→ **RECORDS PROVIDED**:

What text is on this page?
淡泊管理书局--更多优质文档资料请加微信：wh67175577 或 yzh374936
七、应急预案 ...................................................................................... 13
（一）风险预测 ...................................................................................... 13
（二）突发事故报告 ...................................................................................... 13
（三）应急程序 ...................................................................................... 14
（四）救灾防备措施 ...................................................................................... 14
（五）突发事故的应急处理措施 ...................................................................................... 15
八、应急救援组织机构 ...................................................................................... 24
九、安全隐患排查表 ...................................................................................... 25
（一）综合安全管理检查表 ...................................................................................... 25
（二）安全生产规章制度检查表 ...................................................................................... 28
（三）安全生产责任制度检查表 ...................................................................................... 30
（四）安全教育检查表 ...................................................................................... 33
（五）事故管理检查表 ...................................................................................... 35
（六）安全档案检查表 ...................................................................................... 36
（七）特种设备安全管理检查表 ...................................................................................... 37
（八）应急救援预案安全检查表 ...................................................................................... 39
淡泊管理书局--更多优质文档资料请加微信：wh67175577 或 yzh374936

→ **WHAT NEEDS TO BE DONE**: The records above should all be quoted exactly, please.

→ **ANSWER TO THE TASK**:
What text is on this page?
淡泊管理书局--更多优质文档资料请加微信：wh67175577 或 yzh374936
七、应急预案 ...................................................................................... 13
（一）风险预测 ...................................................................................... 13
（二）突发事故报告 ...................................................................................... 13
（三）应急程序 ...................................................................................... 14
（四）救灾防备措施 ...................................................................................... 14
（五）突发事故的应急处理措施 ...................................................................................... 15
八、应急救援组织机构 ...................................................................................... 24
九、安全隐患排查表 ...................................................................................... 25
（一）综合安全管理检查表 ...................................................................................... 25
（二）安全生产规章制度检查表 ...................................................................................... 28
（三）安全生产责任制度检查表 ...................................................................................... 30
（四）安全教育检查表 ...................................................................................... 33
（五）事故管理检查表 ...................................................................................... 35
（六）安全档案检查表 ...................................................................................... 36
（七）特种设备安全管理检查表 ...................................................................................... 37
（八）应急救援预案安全检查表 ...................................................................................... 39
淡泊管理书局--更多优质文档资料请加微信：wh67175577 或 yzh374936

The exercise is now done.